══ Supplied material ══

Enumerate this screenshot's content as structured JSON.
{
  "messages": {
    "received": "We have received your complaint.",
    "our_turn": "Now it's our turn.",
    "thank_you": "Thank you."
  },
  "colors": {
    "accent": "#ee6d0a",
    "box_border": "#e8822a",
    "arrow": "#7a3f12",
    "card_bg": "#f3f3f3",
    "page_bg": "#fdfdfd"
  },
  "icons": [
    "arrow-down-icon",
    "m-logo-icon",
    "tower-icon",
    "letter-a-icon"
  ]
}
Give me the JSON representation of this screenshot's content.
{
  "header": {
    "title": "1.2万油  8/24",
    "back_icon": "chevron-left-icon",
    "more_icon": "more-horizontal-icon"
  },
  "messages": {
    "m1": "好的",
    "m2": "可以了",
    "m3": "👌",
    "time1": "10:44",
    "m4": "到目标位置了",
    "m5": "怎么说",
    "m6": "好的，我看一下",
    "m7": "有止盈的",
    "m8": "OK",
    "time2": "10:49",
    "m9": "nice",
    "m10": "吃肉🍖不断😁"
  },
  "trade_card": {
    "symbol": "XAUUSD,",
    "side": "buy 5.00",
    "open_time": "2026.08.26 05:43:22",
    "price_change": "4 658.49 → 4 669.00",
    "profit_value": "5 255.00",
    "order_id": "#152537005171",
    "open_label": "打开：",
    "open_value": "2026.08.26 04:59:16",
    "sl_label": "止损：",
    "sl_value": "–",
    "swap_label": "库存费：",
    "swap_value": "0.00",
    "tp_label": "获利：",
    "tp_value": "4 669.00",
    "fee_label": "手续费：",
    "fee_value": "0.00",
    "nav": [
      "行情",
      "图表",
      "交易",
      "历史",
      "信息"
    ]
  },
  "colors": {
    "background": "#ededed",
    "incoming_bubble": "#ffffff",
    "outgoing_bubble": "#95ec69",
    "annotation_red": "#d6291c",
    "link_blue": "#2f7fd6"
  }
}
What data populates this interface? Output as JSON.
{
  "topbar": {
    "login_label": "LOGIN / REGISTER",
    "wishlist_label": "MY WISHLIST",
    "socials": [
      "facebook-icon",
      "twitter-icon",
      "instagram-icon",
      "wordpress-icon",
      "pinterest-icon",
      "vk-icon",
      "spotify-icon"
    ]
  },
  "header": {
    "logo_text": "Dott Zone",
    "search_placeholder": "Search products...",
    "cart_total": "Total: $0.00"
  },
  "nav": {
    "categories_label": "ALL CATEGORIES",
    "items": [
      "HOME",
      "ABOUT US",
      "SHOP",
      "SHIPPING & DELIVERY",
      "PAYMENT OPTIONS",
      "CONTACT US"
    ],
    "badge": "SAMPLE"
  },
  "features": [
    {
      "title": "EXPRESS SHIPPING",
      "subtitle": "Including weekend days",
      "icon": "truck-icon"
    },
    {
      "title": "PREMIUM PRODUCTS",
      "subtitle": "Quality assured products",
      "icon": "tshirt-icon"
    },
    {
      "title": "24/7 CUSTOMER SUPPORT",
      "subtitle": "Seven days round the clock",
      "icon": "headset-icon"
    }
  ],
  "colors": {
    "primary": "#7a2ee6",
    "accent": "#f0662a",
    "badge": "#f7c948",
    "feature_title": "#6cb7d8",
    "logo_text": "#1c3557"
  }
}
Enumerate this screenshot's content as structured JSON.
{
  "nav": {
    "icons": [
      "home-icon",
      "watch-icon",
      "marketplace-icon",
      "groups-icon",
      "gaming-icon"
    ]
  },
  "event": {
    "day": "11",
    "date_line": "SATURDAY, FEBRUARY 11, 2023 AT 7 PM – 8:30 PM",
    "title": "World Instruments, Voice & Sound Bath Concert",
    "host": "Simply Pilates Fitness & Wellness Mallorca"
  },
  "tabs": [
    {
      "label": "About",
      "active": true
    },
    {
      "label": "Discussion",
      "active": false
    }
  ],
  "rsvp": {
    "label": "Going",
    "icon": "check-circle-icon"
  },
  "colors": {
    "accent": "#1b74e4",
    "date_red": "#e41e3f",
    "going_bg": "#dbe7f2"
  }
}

═══

Each line of the material should be duplicated exactly, please.

Enumerate this screenshot's content as structured JSON.
{
  "messages": {
    "received": "We have received your complaint.",
    "our_turn": "Now it's our turn.",
    "thank_you": "Thank you."
  },
  "colors": {
    "accent": "#ee6d0a",
    "box_border": "#e8822a",
    "arrow": "#7a3f12",
    "card_bg": "#f3f3f3",
    "page_bg": "#fdfdfd"
  },
  "icons": [
    "arrow-down-icon",
    "m-logo-icon",
    "tower-icon",
    "letter-a-icon"
  ]
}
Give me the JSON representation of this screenshot's content.
{
  "header": {
    "title": "1.2万油  8/24",
    "back_icon": "chevron-left-icon",
    "more_icon": "more-horizontal-icon"
  },
  "messages": {
    "m1": "好的",
    "m2": "可以了",
    "m3": "👌",
    "time1": "10:44",
    "m4": "到目标位置了",
    "m5": "怎么说",
    "m6": "好的，我看一下",
    "m7": "有止盈的",
    "m8": "OK",
    "time2": "10:49",
    "m9": "nice",
    "m10": "吃肉🍖不断😁"
  },
  "trade_card": {
    "symbol": "XAUUSD,",
    "side": "buy 5.00",
    "open_time": "2026.08.26 05:43:22",
    "price_change": "4 658.49 → 4 669.00",
    "profit_value": "5 255.00",
    "order_id": "#152537005171",
    "open_label": "打开：",
    "open_value": "2026.08.26 04:59:16",
    "sl_label": "止损：",
    "sl_value": "–",
    "swap_label": "库存费：",
    "swap_value": "0.00",
    "tp_label": "获利：",
    "tp_value": "4 669.00",
    "fee_label": "手续费：",
    "fee_value": "0.00",
    "nav": [
      "行情",
      "图表",
      "交易",
      "历史",
      "信息"
    ]
  },
  "colors": {
    "background": "#ededed",
    "incoming_bubble": "#ffffff",
    "outgoing_bubble": "#95ec69",
    "annotation_red": "#d6291c",
    "link_blue": "#2f7fd6"
  }
}
What data populates this interface? Output as JSON.
{
  "topbar": {
    "login_label": "LOGIN / REGISTER",
    "wishlist_label": "MY WISHLIST",
    "socials": [
      "facebook-icon",
      "twitter-icon",
      "instagram-icon",
      "wordpress-icon",
      "pinterest-icon",
      "vk-icon",
      "spotify-icon"
    ]
  },
  "header": {
    "logo_text": "Dott Zone",
    "search_placeholder": "Search products...",
    "cart_total": "Total: $0.00"
  },
  "nav": {
    "categories_label": "ALL CATEGORIES",
    "items": [
      "HOME",
      "ABOUT US",
      "SHOP",
      "SHIPPING & DELIVERY",
      "PAYMENT OPTIONS",
      "CONTACT US"
    ],
    "badge": "SAMPLE"
  },
  "features": [
    {
      "title": "EXPRESS SHIPPING",
      "subtitle": "Including weekend days",
      "icon": "truck-icon"
    },
    {
      "title": "PREMIUM PRODUCTS",
      "subtitle": "Quality assured products",
      "icon": "tshirt-icon"
    },
    {
      "title": "24/7 CUSTOMER SUPPORT",
      "subtitle": "Seven days round the clock",
      "icon": "headset-icon"
    }
  ],
  "colors": {
    "primary": "#7a2ee6",
    "accent": "#f0662a",
    "badge": "#f7c948",
    "feature_title": "#6cb7d8",
    "logo_text": "#1c3557"
  }
}
Enumerate this screenshot's content as structured JSON.
{
  "nav": {
    "icons": [
      "home-icon",
      "watch-icon",
      "marketplace-icon",
      "groups-icon",
      "gaming-icon"
    ]
  },
  "event": {
    "day": "11",
    "date_line": "SATURDAY, FEBRUARY 11, 2023 AT 7 PM – 8:30 PM",
    "title": "World Instruments, Voice & Sound Bath Concert",
    "host": "Simply Pilates Fitness & Wellness Mallorca"
  },
  "tabs": [
    {
      "label": "About",
      "active": true
    },
    {
      "label": "Discussion",
      "active": false
    }
  ],
  "rsvp": {
    "label": "Going",
    "icon": "check-circle-icon"
  },
  "colors": {
    "accent": "#1b74e4",
    "date_red": "#e41e3f",
    "going_bg": "#dbe7f2"
  }
}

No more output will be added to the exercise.